Dataset excerpts:

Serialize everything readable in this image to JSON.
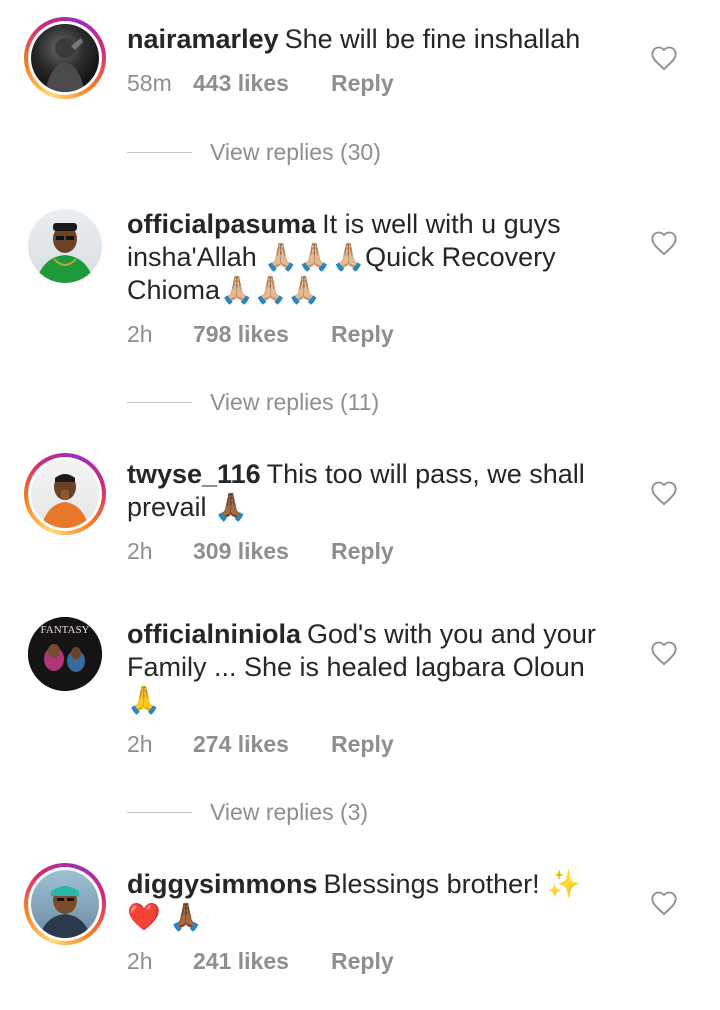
{
  "comments": [
    {
      "username": "nairamarley",
      "text": "She will be fine inshallah",
      "emoji": "",
      "time": "58m",
      "likes": "443 likes",
      "reply": "Reply",
      "view_replies": "View replies (30)"
    },
    {
      "username": "officialpasuma",
      "text": "It is well with u guys insha'Allah ",
      "emoji_mid": "🙏🏼🙏🏼🙏🏼",
      "text2": "Quick Recovery Chioma",
      "emoji": "🙏🏼🙏🏼🙏🏼",
      "time": "2h",
      "likes": "798 likes",
      "reply": "Reply",
      "view_replies": "View replies (11)"
    },
    {
      "username": "twyse_116",
      "text": "This too will pass, we shall prevail ",
      "emoji": "🙏🏾",
      "time": "2h",
      "likes": "309 likes",
      "reply": "Reply"
    },
    {
      "username": "officialniniola",
      "text": "God's with you and your Family ... She is healed lagbara Oloun ",
      "emoji": "🙏",
      "time": "2h",
      "likes": "274 likes",
      "reply": "Reply",
      "view_replies": "View replies (3)"
    },
    {
      "username": "diggysimmons",
      "text": "Blessings brother! ",
      "emoji": "✨❤️ 🙏🏾",
      "time": "2h",
      "likes": "241 likes",
      "reply": "Reply"
    }
  ],
  "avatar_labels": {
    "niniola_cover": "FANTASY"
  },
  "colors": {
    "username": "#262626",
    "meta": "#8e8e8e",
    "divider": "#c7c7c7",
    "story_ring": "#d62976"
  }
}
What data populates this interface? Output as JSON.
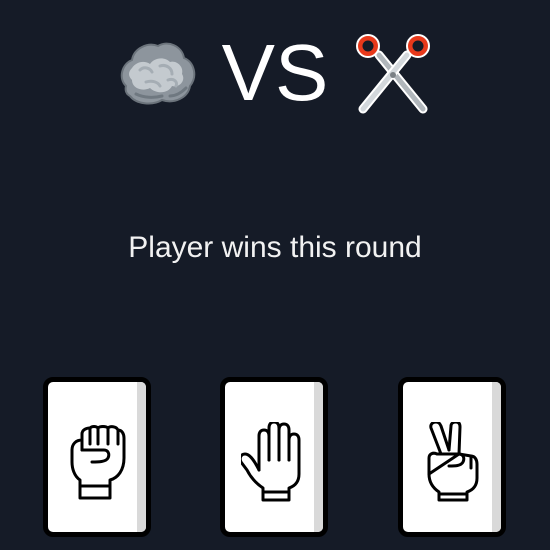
{
  "header": {
    "player_choice_icon": "rock-icon",
    "vs_label": "VS",
    "opponent_choice_icon": "scissors-icon"
  },
  "result": {
    "message": "Player wins this round"
  },
  "cards": [
    {
      "name": "rock",
      "icon": "fist-icon"
    },
    {
      "name": "paper",
      "icon": "open-hand-icon"
    },
    {
      "name": "scissors",
      "icon": "peace-hand-icon"
    }
  ],
  "colors": {
    "background": "#151b27",
    "text": "#ffffff",
    "card_background": "#ffffff",
    "card_border": "#000000",
    "scissors_handle": "#e8391b"
  }
}
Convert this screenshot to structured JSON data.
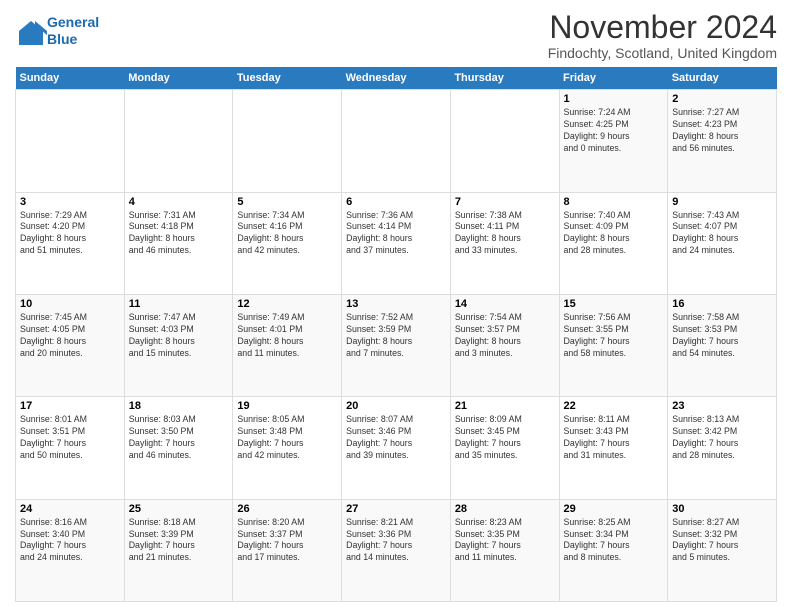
{
  "logo": {
    "line1": "General",
    "line2": "Blue"
  },
  "title": "November 2024",
  "subtitle": "Findochty, Scotland, United Kingdom",
  "colors": {
    "header_bg": "#2a7abf",
    "header_text": "#ffffff",
    "odd_row_bg": "#f9f9f9",
    "even_row_bg": "#ffffff"
  },
  "days_of_week": [
    "Sunday",
    "Monday",
    "Tuesday",
    "Wednesday",
    "Thursday",
    "Friday",
    "Saturday"
  ],
  "weeks": [
    [
      {
        "day": "",
        "info": ""
      },
      {
        "day": "",
        "info": ""
      },
      {
        "day": "",
        "info": ""
      },
      {
        "day": "",
        "info": ""
      },
      {
        "day": "",
        "info": ""
      },
      {
        "day": "1",
        "info": "Sunrise: 7:24 AM\nSunset: 4:25 PM\nDaylight: 9 hours\nand 0 minutes."
      },
      {
        "day": "2",
        "info": "Sunrise: 7:27 AM\nSunset: 4:23 PM\nDaylight: 8 hours\nand 56 minutes."
      }
    ],
    [
      {
        "day": "3",
        "info": "Sunrise: 7:29 AM\nSunset: 4:20 PM\nDaylight: 8 hours\nand 51 minutes."
      },
      {
        "day": "4",
        "info": "Sunrise: 7:31 AM\nSunset: 4:18 PM\nDaylight: 8 hours\nand 46 minutes."
      },
      {
        "day": "5",
        "info": "Sunrise: 7:34 AM\nSunset: 4:16 PM\nDaylight: 8 hours\nand 42 minutes."
      },
      {
        "day": "6",
        "info": "Sunrise: 7:36 AM\nSunset: 4:14 PM\nDaylight: 8 hours\nand 37 minutes."
      },
      {
        "day": "7",
        "info": "Sunrise: 7:38 AM\nSunset: 4:11 PM\nDaylight: 8 hours\nand 33 minutes."
      },
      {
        "day": "8",
        "info": "Sunrise: 7:40 AM\nSunset: 4:09 PM\nDaylight: 8 hours\nand 28 minutes."
      },
      {
        "day": "9",
        "info": "Sunrise: 7:43 AM\nSunset: 4:07 PM\nDaylight: 8 hours\nand 24 minutes."
      }
    ],
    [
      {
        "day": "10",
        "info": "Sunrise: 7:45 AM\nSunset: 4:05 PM\nDaylight: 8 hours\nand 20 minutes."
      },
      {
        "day": "11",
        "info": "Sunrise: 7:47 AM\nSunset: 4:03 PM\nDaylight: 8 hours\nand 15 minutes."
      },
      {
        "day": "12",
        "info": "Sunrise: 7:49 AM\nSunset: 4:01 PM\nDaylight: 8 hours\nand 11 minutes."
      },
      {
        "day": "13",
        "info": "Sunrise: 7:52 AM\nSunset: 3:59 PM\nDaylight: 8 hours\nand 7 minutes."
      },
      {
        "day": "14",
        "info": "Sunrise: 7:54 AM\nSunset: 3:57 PM\nDaylight: 8 hours\nand 3 minutes."
      },
      {
        "day": "15",
        "info": "Sunrise: 7:56 AM\nSunset: 3:55 PM\nDaylight: 7 hours\nand 58 minutes."
      },
      {
        "day": "16",
        "info": "Sunrise: 7:58 AM\nSunset: 3:53 PM\nDaylight: 7 hours\nand 54 minutes."
      }
    ],
    [
      {
        "day": "17",
        "info": "Sunrise: 8:01 AM\nSunset: 3:51 PM\nDaylight: 7 hours\nand 50 minutes."
      },
      {
        "day": "18",
        "info": "Sunrise: 8:03 AM\nSunset: 3:50 PM\nDaylight: 7 hours\nand 46 minutes."
      },
      {
        "day": "19",
        "info": "Sunrise: 8:05 AM\nSunset: 3:48 PM\nDaylight: 7 hours\nand 42 minutes."
      },
      {
        "day": "20",
        "info": "Sunrise: 8:07 AM\nSunset: 3:46 PM\nDaylight: 7 hours\nand 39 minutes."
      },
      {
        "day": "21",
        "info": "Sunrise: 8:09 AM\nSunset: 3:45 PM\nDaylight: 7 hours\nand 35 minutes."
      },
      {
        "day": "22",
        "info": "Sunrise: 8:11 AM\nSunset: 3:43 PM\nDaylight: 7 hours\nand 31 minutes."
      },
      {
        "day": "23",
        "info": "Sunrise: 8:13 AM\nSunset: 3:42 PM\nDaylight: 7 hours\nand 28 minutes."
      }
    ],
    [
      {
        "day": "24",
        "info": "Sunrise: 8:16 AM\nSunset: 3:40 PM\nDaylight: 7 hours\nand 24 minutes."
      },
      {
        "day": "25",
        "info": "Sunrise: 8:18 AM\nSunset: 3:39 PM\nDaylight: 7 hours\nand 21 minutes."
      },
      {
        "day": "26",
        "info": "Sunrise: 8:20 AM\nSunset: 3:37 PM\nDaylight: 7 hours\nand 17 minutes."
      },
      {
        "day": "27",
        "info": "Sunrise: 8:21 AM\nSunset: 3:36 PM\nDaylight: 7 hours\nand 14 minutes."
      },
      {
        "day": "28",
        "info": "Sunrise: 8:23 AM\nSunset: 3:35 PM\nDaylight: 7 hours\nand 11 minutes."
      },
      {
        "day": "29",
        "info": "Sunrise: 8:25 AM\nSunset: 3:34 PM\nDaylight: 7 hours\nand 8 minutes."
      },
      {
        "day": "30",
        "info": "Sunrise: 8:27 AM\nSunset: 3:32 PM\nDaylight: 7 hours\nand 5 minutes."
      }
    ]
  ]
}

The task: Lines containing the string "with" are to be selected and copied.

Output:
      "text": "It is well with u guys insha'Allah ",
      "text": "God's with you and your Family ... She is healed lagbara Oloun ",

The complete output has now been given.